* EXERCISE BRIEF: From the material below, list every line containing "name".

^^^^^^^^

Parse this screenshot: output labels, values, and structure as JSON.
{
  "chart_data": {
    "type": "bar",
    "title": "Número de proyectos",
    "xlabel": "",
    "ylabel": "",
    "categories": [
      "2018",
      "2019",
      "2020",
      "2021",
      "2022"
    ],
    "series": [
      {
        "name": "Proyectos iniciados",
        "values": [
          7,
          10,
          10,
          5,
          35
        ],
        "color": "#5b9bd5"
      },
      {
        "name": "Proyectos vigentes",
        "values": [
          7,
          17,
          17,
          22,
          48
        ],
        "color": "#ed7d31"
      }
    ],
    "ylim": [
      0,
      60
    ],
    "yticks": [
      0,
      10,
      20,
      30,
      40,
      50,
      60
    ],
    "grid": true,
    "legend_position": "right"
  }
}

^^^^^^^^

* TASK OUTPUT:
        "name": "Proyectos iniciados",
        "name": "Proyectos vigentes",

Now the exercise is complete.